====== Exercise input
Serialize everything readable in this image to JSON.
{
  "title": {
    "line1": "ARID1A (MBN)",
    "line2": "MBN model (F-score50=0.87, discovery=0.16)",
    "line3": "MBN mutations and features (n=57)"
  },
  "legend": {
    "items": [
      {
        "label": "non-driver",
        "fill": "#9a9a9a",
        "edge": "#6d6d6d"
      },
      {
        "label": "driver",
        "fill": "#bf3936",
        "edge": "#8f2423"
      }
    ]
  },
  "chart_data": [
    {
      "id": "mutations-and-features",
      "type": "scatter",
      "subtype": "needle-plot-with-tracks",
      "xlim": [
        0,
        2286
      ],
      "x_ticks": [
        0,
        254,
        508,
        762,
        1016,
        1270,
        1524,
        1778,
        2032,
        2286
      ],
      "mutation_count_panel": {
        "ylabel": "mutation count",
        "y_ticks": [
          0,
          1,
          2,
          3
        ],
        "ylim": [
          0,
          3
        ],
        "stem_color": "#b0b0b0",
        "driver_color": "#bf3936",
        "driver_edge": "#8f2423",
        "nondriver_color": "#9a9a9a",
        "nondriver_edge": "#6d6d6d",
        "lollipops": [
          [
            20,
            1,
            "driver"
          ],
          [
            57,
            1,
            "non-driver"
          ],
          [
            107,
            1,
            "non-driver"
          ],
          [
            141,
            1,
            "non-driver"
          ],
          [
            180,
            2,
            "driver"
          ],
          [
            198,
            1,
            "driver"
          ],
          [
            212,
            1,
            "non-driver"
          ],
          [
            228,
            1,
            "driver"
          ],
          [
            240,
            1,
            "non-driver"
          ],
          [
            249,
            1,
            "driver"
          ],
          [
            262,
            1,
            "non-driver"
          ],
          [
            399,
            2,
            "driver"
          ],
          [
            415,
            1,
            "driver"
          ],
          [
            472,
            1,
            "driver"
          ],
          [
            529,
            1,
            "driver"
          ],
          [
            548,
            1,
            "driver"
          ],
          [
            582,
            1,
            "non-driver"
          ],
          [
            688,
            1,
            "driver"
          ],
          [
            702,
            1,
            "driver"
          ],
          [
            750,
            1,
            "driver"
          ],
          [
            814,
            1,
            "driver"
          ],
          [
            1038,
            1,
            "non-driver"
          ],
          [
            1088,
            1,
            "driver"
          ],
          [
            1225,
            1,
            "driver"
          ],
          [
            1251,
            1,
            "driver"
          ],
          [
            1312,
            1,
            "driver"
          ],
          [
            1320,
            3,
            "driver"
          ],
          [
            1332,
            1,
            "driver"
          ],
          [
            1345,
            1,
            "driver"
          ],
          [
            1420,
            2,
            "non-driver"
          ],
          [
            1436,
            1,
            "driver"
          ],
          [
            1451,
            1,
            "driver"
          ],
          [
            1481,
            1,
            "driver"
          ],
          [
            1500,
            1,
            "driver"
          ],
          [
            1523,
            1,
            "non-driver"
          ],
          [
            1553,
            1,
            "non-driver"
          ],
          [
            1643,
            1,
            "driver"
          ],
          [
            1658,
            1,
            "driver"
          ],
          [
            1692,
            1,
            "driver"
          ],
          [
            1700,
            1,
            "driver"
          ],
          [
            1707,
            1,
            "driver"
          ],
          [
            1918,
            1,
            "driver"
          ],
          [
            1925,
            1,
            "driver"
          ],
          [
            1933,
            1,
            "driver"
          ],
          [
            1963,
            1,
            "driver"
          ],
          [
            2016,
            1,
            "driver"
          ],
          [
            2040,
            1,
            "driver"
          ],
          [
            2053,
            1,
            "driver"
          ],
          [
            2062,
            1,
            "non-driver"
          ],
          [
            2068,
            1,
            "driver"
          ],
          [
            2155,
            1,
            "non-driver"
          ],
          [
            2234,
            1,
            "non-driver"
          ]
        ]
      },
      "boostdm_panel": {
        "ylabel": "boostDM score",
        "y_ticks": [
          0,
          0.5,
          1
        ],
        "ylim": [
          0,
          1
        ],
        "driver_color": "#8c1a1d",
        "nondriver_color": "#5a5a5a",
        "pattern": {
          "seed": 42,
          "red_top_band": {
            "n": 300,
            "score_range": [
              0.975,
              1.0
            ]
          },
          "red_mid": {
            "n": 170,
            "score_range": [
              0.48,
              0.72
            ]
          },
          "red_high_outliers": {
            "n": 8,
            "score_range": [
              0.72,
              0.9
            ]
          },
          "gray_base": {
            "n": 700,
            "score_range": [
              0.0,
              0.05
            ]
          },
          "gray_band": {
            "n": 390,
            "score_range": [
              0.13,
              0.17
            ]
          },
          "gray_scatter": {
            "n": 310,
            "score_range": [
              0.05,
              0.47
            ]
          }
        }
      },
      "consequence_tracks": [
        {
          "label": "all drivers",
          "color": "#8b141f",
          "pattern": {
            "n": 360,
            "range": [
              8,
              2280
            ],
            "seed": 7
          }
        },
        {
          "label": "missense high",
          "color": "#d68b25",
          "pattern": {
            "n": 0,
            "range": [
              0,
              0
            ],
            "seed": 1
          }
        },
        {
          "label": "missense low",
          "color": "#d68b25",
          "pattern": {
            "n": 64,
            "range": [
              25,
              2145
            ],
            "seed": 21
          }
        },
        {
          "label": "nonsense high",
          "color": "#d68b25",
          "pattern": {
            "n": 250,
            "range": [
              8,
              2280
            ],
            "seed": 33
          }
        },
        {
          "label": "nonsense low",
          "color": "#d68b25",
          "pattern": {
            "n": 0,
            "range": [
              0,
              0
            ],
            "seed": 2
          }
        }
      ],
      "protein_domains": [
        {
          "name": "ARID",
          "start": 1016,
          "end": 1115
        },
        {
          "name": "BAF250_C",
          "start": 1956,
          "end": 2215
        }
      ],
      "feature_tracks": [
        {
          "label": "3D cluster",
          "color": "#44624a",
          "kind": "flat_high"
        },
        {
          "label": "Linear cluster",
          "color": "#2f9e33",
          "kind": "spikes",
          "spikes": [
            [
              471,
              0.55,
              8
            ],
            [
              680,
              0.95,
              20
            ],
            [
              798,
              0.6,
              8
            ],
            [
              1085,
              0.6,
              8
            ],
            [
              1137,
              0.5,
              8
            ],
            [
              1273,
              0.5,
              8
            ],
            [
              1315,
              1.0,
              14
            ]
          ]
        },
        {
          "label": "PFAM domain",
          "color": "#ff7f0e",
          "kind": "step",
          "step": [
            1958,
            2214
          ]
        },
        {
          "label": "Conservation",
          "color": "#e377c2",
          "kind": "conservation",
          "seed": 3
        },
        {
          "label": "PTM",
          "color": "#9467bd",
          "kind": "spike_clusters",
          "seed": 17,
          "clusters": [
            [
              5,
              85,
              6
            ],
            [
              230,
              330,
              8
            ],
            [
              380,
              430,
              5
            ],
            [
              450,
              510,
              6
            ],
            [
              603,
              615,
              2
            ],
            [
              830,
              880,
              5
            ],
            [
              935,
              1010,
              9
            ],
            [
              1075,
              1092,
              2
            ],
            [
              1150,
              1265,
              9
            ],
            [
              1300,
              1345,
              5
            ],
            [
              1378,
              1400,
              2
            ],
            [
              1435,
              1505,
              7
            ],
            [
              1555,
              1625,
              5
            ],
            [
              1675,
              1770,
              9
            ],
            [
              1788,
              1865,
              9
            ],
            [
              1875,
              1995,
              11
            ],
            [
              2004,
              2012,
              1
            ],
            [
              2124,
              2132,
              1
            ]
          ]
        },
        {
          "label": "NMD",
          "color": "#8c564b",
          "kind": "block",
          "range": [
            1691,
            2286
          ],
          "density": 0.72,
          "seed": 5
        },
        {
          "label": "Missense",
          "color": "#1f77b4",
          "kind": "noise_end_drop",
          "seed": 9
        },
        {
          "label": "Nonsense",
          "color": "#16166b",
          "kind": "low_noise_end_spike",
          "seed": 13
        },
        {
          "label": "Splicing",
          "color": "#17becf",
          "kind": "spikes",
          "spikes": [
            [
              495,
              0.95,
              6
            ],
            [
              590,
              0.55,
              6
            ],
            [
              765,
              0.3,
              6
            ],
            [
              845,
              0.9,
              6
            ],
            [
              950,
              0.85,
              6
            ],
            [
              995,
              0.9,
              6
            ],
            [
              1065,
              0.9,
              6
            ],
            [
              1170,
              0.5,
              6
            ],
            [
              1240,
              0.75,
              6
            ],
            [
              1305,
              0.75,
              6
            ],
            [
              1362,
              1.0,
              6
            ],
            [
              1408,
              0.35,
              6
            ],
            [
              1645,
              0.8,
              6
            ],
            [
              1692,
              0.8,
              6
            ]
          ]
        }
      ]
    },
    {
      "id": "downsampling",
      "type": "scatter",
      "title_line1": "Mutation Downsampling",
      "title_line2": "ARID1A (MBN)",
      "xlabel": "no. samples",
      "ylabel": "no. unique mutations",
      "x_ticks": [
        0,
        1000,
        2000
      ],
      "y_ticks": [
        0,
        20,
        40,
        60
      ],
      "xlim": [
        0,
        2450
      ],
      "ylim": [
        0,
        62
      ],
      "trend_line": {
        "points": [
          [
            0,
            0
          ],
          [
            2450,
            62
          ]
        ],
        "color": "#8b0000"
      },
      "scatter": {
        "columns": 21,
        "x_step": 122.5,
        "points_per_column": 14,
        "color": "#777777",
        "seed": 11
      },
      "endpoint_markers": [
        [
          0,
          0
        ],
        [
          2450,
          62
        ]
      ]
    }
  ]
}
============
Your goal: Select all lines in the listing that include the word "kind".

Solution:
          "kind": "flat_high"
          "kind": "spikes",
          "kind": "step",
          "kind": "conservation",
          "kind": "spike_clusters",
          "kind": "block",
          "kind": "noise_end_drop",
          "kind": "low_noise_end_spike",
          "kind": "spikes",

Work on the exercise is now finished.